*Dataset extract*
::::

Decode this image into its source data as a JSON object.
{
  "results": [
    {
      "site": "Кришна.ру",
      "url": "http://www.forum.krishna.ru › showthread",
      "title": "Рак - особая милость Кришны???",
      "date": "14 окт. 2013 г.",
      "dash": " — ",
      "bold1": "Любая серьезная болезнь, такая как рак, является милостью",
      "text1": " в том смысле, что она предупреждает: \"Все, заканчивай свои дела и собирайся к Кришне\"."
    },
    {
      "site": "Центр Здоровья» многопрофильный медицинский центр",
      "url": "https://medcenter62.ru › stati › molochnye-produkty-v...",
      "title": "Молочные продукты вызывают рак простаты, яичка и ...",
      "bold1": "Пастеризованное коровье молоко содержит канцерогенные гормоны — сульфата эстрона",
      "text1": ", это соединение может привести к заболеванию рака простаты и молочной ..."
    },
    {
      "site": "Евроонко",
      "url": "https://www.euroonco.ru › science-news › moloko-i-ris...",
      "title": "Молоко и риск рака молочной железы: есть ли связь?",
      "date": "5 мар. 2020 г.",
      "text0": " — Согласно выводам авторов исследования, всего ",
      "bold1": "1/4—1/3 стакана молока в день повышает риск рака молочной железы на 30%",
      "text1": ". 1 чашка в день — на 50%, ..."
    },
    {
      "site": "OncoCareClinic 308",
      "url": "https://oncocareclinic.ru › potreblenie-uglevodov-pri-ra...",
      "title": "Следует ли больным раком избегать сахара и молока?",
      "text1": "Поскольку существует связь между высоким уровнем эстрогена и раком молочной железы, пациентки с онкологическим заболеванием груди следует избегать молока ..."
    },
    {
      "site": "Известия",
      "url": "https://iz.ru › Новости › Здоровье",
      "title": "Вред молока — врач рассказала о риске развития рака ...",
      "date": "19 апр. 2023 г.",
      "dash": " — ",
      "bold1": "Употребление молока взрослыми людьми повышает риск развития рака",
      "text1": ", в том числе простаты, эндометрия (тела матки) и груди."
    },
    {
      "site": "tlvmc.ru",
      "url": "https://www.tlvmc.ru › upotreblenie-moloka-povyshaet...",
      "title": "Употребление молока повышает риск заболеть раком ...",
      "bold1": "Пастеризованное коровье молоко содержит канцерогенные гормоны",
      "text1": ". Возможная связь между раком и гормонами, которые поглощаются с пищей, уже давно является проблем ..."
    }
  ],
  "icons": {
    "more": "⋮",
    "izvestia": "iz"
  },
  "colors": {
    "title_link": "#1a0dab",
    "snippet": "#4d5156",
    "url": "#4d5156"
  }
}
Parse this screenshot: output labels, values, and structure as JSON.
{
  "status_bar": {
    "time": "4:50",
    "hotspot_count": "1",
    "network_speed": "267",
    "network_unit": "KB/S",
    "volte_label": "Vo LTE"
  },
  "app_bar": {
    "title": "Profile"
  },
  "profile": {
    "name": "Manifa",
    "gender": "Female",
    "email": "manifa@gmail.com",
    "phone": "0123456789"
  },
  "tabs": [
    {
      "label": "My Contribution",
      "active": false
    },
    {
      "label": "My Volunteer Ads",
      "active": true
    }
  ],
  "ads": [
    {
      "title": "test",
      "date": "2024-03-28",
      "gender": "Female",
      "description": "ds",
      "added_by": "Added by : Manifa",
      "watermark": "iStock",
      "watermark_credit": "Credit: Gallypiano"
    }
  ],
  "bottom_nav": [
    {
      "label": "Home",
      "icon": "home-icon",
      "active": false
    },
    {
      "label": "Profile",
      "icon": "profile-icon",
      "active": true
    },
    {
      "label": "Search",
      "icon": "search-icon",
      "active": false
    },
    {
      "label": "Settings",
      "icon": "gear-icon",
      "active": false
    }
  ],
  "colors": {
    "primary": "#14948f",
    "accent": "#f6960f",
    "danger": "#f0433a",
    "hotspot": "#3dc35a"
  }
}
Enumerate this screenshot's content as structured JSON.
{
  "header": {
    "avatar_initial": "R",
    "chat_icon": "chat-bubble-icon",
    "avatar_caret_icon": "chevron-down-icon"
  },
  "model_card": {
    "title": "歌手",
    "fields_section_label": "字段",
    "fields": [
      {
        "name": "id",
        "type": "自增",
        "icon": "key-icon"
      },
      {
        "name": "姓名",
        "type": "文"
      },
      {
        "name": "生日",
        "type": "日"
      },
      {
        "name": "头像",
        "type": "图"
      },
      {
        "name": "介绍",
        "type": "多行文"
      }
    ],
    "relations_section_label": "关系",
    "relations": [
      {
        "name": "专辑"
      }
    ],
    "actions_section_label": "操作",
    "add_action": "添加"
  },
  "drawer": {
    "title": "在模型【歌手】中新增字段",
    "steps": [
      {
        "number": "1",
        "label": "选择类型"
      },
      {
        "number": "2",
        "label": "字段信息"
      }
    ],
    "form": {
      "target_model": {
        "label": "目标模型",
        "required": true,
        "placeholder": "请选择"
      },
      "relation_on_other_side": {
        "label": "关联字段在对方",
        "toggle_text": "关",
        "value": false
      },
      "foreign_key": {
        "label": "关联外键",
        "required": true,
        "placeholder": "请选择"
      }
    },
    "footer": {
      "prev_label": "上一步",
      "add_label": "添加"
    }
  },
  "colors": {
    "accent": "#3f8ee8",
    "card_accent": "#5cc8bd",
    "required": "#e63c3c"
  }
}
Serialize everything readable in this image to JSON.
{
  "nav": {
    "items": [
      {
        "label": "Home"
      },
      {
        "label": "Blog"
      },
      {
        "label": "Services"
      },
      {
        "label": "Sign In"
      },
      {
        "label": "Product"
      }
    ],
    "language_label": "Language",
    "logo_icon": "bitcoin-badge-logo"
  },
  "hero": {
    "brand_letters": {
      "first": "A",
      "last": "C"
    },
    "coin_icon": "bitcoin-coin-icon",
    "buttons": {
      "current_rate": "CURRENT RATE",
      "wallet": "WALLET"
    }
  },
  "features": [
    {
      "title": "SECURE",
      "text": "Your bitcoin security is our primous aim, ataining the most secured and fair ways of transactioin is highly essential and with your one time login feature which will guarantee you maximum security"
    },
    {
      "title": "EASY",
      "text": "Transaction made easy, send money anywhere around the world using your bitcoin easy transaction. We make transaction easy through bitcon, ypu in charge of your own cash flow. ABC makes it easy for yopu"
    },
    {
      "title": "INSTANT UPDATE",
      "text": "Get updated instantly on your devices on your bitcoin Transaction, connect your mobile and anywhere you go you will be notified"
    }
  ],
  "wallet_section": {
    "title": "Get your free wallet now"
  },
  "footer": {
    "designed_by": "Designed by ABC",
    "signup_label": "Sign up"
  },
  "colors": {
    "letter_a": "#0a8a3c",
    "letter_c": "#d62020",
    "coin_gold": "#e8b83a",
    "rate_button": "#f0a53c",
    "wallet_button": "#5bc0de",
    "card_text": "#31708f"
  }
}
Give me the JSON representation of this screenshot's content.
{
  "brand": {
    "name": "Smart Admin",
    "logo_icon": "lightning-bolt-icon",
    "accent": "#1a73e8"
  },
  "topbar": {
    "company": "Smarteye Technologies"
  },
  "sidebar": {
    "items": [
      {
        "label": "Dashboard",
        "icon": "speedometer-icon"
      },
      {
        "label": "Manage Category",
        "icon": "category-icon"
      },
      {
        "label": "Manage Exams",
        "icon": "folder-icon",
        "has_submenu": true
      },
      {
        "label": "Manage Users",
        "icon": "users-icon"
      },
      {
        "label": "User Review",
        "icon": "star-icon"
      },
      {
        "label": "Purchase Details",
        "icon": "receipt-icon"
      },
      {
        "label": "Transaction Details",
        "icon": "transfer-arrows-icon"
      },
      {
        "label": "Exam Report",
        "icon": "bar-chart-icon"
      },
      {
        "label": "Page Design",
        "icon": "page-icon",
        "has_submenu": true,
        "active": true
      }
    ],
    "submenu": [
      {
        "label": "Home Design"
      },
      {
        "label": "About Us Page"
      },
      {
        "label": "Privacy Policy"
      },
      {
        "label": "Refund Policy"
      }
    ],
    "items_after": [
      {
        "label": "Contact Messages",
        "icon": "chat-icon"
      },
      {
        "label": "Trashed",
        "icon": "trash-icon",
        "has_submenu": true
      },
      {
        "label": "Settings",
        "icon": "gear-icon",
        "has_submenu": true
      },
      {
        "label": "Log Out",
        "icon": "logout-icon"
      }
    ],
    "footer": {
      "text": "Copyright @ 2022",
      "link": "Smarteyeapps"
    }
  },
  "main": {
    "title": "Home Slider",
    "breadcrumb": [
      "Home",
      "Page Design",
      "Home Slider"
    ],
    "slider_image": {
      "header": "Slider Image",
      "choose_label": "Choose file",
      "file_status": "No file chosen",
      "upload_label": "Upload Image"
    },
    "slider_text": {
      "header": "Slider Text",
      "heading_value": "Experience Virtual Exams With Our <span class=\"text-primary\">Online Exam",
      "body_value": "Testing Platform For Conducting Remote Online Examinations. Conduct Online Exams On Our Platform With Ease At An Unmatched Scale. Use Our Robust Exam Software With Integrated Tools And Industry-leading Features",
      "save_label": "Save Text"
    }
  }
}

::::

*Task statement*
Looking at the records above, work out how many lines include the string "рака". Give the number and nothing else.

*Result*
5